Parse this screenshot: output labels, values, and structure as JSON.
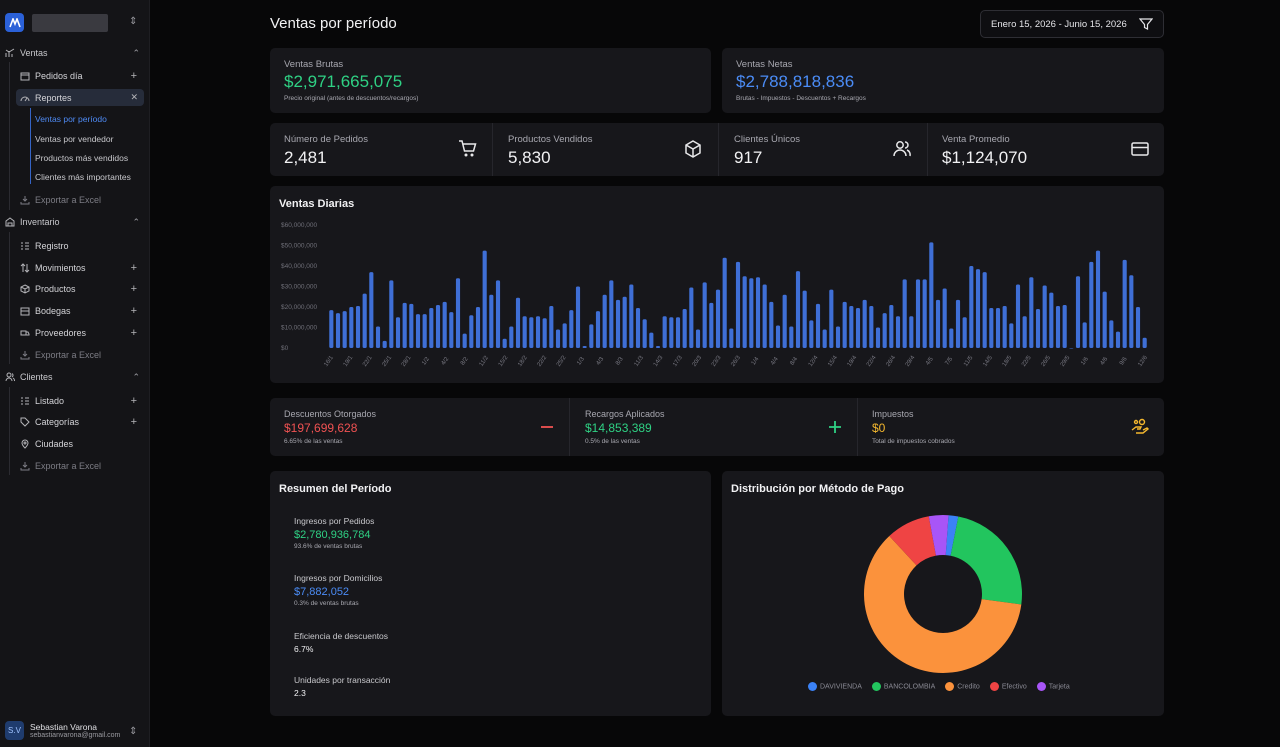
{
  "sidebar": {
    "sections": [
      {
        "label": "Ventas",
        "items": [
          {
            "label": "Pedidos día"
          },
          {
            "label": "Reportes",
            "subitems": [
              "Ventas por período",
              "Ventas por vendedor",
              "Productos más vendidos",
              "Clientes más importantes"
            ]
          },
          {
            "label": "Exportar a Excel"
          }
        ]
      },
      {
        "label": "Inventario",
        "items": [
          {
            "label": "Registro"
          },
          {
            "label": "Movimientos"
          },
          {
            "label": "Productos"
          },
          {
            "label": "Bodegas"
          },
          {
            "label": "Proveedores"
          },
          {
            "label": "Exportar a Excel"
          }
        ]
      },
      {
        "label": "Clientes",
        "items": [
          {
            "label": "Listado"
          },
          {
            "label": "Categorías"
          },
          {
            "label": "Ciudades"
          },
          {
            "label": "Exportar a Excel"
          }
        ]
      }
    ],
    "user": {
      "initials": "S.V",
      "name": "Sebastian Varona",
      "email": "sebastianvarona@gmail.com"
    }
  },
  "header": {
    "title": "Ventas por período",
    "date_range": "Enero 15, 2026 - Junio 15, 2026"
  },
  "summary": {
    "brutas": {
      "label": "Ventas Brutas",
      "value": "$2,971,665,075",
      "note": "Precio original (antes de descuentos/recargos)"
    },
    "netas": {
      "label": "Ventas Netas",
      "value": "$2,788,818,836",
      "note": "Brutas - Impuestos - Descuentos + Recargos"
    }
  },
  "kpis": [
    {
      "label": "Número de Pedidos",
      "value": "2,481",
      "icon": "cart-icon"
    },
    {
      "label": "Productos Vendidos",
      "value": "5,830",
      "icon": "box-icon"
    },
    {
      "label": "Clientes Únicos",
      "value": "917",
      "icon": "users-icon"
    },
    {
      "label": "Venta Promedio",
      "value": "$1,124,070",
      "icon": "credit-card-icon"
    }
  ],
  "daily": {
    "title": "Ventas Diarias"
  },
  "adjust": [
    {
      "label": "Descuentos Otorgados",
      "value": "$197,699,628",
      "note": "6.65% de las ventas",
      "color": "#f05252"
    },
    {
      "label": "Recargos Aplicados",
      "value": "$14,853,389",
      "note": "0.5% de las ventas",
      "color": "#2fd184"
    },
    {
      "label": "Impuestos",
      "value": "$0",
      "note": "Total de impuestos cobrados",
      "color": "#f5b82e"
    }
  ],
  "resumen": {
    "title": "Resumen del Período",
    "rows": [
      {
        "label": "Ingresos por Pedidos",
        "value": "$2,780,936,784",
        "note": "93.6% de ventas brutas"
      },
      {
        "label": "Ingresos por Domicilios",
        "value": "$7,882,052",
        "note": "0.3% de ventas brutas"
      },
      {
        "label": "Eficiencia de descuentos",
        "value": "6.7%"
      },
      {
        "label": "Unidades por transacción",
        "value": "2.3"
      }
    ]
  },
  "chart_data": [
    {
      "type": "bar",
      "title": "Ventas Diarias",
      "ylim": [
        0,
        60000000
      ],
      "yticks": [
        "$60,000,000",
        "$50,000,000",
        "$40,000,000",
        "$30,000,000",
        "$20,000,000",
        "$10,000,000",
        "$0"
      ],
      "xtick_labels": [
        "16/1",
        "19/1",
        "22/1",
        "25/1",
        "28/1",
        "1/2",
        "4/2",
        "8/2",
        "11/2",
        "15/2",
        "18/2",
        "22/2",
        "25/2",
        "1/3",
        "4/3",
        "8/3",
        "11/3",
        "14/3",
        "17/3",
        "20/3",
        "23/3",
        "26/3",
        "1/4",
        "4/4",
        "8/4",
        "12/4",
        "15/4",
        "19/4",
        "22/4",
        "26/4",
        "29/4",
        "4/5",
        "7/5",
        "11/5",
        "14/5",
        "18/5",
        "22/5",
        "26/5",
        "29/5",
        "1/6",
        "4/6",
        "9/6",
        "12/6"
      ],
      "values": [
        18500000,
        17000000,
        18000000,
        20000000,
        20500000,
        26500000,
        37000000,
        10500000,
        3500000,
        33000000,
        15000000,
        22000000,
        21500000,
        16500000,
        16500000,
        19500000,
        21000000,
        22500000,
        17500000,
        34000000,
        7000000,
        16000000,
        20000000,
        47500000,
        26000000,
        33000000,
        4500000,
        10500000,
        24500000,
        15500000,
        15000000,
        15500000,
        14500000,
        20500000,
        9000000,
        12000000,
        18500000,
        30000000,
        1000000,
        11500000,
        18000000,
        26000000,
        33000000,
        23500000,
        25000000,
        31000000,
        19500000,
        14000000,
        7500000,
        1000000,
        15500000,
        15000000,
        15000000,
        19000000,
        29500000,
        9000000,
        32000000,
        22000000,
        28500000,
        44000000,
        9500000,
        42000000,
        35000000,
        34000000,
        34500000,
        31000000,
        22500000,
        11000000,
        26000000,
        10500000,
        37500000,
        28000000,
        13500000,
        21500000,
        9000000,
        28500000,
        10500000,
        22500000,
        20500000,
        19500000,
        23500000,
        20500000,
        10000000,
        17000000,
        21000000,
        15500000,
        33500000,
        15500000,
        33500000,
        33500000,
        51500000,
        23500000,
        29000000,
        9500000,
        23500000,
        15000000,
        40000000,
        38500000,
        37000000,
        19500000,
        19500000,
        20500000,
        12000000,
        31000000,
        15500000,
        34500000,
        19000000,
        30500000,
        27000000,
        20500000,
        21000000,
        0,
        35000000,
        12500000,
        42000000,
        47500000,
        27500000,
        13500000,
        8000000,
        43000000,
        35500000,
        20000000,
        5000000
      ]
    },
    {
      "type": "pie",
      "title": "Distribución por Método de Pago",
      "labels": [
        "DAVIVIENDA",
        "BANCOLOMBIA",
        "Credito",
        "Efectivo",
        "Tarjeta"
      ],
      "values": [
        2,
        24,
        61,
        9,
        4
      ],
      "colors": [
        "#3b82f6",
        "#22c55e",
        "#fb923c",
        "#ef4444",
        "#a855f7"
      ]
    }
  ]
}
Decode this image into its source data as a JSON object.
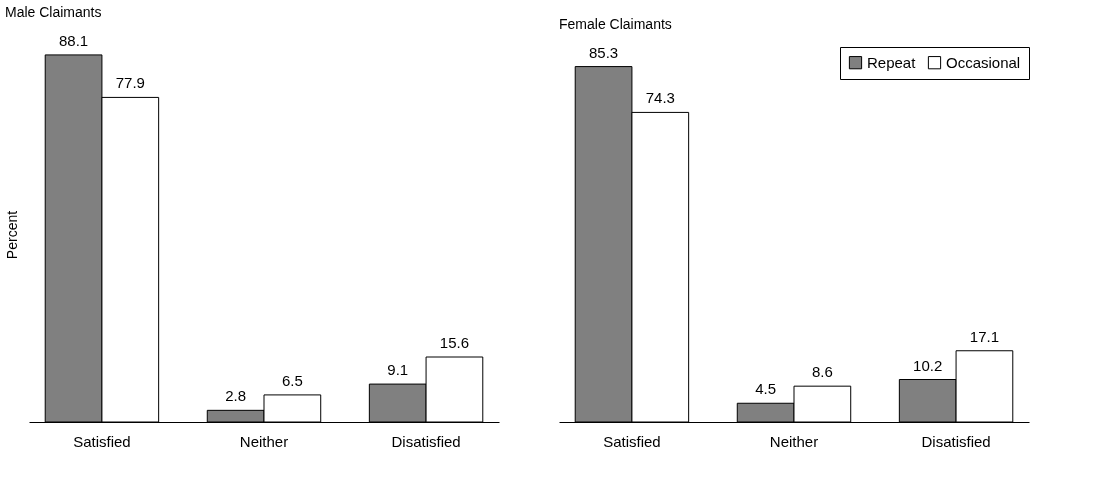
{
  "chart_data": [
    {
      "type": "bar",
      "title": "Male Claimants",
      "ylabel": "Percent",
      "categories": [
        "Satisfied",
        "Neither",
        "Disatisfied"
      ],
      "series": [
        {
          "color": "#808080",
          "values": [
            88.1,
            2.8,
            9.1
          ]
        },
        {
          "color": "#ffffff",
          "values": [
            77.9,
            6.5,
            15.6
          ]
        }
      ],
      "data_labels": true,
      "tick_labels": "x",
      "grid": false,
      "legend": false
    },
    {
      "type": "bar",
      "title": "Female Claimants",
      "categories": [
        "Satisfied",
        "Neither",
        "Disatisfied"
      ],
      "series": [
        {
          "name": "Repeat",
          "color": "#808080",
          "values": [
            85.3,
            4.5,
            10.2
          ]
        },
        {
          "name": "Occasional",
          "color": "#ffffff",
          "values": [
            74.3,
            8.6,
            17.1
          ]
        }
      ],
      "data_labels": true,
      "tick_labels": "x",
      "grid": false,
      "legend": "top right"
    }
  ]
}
══════
GIVEN INSTRUCTION: Restate the listing above word for word, and skip the pictures.

REPLY:
Parse this screenshot: output labels, values, and structure as JSON.
{
  "sidebar": {
    "sections": [
      {
        "label": "Ventas",
        "items": [
          {
            "label": "Pedidos día"
          },
          {
            "label": "Reportes",
            "subitems": [
              "Ventas por período",
              "Ventas por vendedor",
              "Productos más vendidos",
              "Clientes más importantes"
            ]
          },
          {
            "label": "Exportar a Excel"
          }
        ]
      },
      {
        "label": "Inventario",
        "items": [
          {
            "label": "Registro"
          },
          {
            "label": "Movimientos"
          },
          {
            "label": "Productos"
          },
          {
            "label": "Bodegas"
          },
          {
            "label": "Proveedores"
          },
          {
            "label": "Exportar a Excel"
          }
        ]
      },
      {
        "label": "Clientes",
        "items": [
          {
            "label": "Listado"
          },
          {
            "label": "Categorías"
          },
          {
            "label": "Ciudades"
          },
          {
            "label": "Exportar a Excel"
          }
        ]
      }
    ],
    "user": {
      "initials": "S.V",
      "name": "Sebastian Varona",
      "email": "sebastianvarona@gmail.com"
    }
  },
  "header": {
    "title": "Ventas por período",
    "date_range": "Enero 15, 2026 - Junio 15, 2026"
  },
  "summary": {
    "brutas": {
      "label": "Ventas Brutas",
      "value": "$2,971,665,075",
      "note": "Precio original (antes de descuentos/recargos)"
    },
    "netas": {
      "label": "Ventas Netas",
      "value": "$2,788,818,836",
      "note": "Brutas - Impuestos - Descuentos + Recargos"
    }
  },
  "kpis": [
    {
      "label": "Número de Pedidos",
      "value": "2,481",
      "icon": "cart-icon"
    },
    {
      "label": "Productos Vendidos",
      "value": "5,830",
      "icon": "box-icon"
    },
    {
      "label": "Clientes Únicos",
      "value": "917",
      "icon": "users-icon"
    },
    {
      "label": "Venta Promedio",
      "value": "$1,124,070",
      "icon": "credit-card-icon"
    }
  ],
  "daily": {
    "title": "Ventas Diarias"
  },
  "adjust": [
    {
      "label": "Descuentos Otorgados",
      "value": "$197,699,628",
      "note": "6.65% de las ventas",
      "color": "#f05252"
    },
    {
      "label": "Recargos Aplicados",
      "value": "$14,853,389",
      "note": "0.5% de las ventas",
      "color": "#2fd184"
    },
    {
      "label": "Impuestos",
      "value": "$0",
      "note": "Total de impuestos cobrados",
      "color": "#f5b82e"
    }
  ],
  "resumen": {
    "title": "Resumen del Período",
    "rows": [
      {
        "label": "Ingresos por Pedidos",
        "value": "$2,780,936,784",
        "note": "93.6% de ventas brutas"
      },
      {
        "label": "Ingresos por Domicilios",
        "value": "$7,882,052",
        "note": "0.3% de ventas brutas"
      },
      {
        "label": "Eficiencia de descuentos",
        "value": "6.7%"
      },
      {
        "label": "Unidades por transacción",
        "value": "2.3"
      }
    ]
  },
  "chart_data": [
    {
      "type": "bar",
      "title": "Ventas Diarias",
      "ylim": [
        0,
        60000000
      ],
      "yticks": [
        "$60,000,000",
        "$50,000,000",
        "$40,000,000",
        "$30,000,000",
        "$20,000,000",
        "$10,000,000",
        "$0"
      ],
      "xtick_labels": [
        "16/1",
        "19/1",
        "22/1",
        "25/1",
        "28/1",
        "1/2",
        "4/2",
        "8/2",
        "11/2",
        "15/2",
        "18/2",
        "22/2",
        "25/2",
        "1/3",
        "4/3",
        "8/3",
        "11/3",
        "14/3",
        "17/3",
        "20/3",
        "23/3",
        "26/3",
        "1/4",
        "4/4",
        "8/4",
        "12/4",
        "15/4",
        "19/4",
        "22/4",
        "26/4",
        "29/4",
        "4/5",
        "7/5",
        "11/5",
        "14/5",
        "18/5",
        "22/5",
        "26/5",
        "29/5",
        "1/6",
        "4/6",
        "9/6",
        "12/6"
      ],
      "values": [
        18500000,
        17000000,
        18000000,
        20000000,
        20500000,
        26500000,
        37000000,
        10500000,
        3500000,
        33000000,
        15000000,
        22000000,
        21500000,
        16500000,
        16500000,
        19500000,
        21000000,
        22500000,
        17500000,
        34000000,
        7000000,
        16000000,
        20000000,
        47500000,
        26000000,
        33000000,
        4500000,
        10500000,
        24500000,
        15500000,
        15000000,
        15500000,
        14500000,
        20500000,
        9000000,
        12000000,
        18500000,
        30000000,
        1000000,
        11500000,
        18000000,
        26000000,
        33000000,
        23500000,
        25000000,
        31000000,
        19500000,
        14000000,
        7500000,
        1000000,
        15500000,
        15000000,
        15000000,
        19000000,
        29500000,
        9000000,
        32000000,
        22000000,
        28500000,
        44000000,
        9500000,
        42000000,
        35000000,
        34000000,
        34500000,
        31000000,
        22500000,
        11000000,
        26000000,
        10500000,
        37500000,
        28000000,
        13500000,
        21500000,
        9000000,
        28500000,
        10500000,
        22500000,
        20500000,
        19500000,
        23500000,
        20500000,
        10000000,
        17000000,
        21000000,
        15500000,
        33500000,
        15500000,
        33500000,
        33500000,
        51500000,
        23500000,
        29000000,
        9500000,
        23500000,
        15000000,
        40000000,
        38500000,
        37000000,
        19500000,
        19500000,
        20500000,
        12000000,
        31000000,
        15500000,
        34500000,
        19000000,
        30500000,
        27000000,
        20500000,
        21000000,
        0,
        35000000,
        12500000,
        42000000,
        47500000,
        27500000,
        13500000,
        8000000,
        43000000,
        35500000,
        20000000,
        5000000
      ]
    },
    {
      "type": "pie",
      "title": "Distribución por Método de Pago",
      "labels": [
        "DAVIVIENDA",
        "BANCOLOMBIA",
        "Credito",
        "Efectivo",
        "Tarjeta"
      ],
      "values": [
        2,
        24,
        61,
        9,
        4
      ],
      "colors": [
        "#3b82f6",
        "#22c55e",
        "#fb923c",
        "#ef4444",
        "#a855f7"
      ]
    }
  ]
}
Decode this image into its source data as a JSON object.
{
  "chart_data": [
    {
      "type": "bar",
      "title": "Male Claimants",
      "ylabel": "Percent",
      "categories": [
        "Satisfied",
        "Neither",
        "Disatisfied"
      ],
      "series": [
        {
          "color": "#808080",
          "values": [
            88.1,
            2.8,
            9.1
          ]
        },
        {
          "color": "#ffffff",
          "values": [
            77.9,
            6.5,
            15.6
          ]
        }
      ],
      "data_labels": true,
      "tick_labels": "x",
      "grid": false,
      "legend": false
    },
    {
      "type": "bar",
      "title": "Female Claimants",
      "categories": [
        "Satisfied",
        "Neither",
        "Disatisfied"
      ],
      "series": [
        {
          "name": "Repeat",
          "color": "#808080",
          "values": [
            85.3,
            4.5,
            10.2
          ]
        },
        {
          "name": "Occasional",
          "color": "#ffffff",
          "values": [
            74.3,
            8.6,
            17.1
          ]
        }
      ],
      "data_labels": true,
      "tick_labels": "x",
      "grid": false,
      "legend": "top right"
    }
  ]
}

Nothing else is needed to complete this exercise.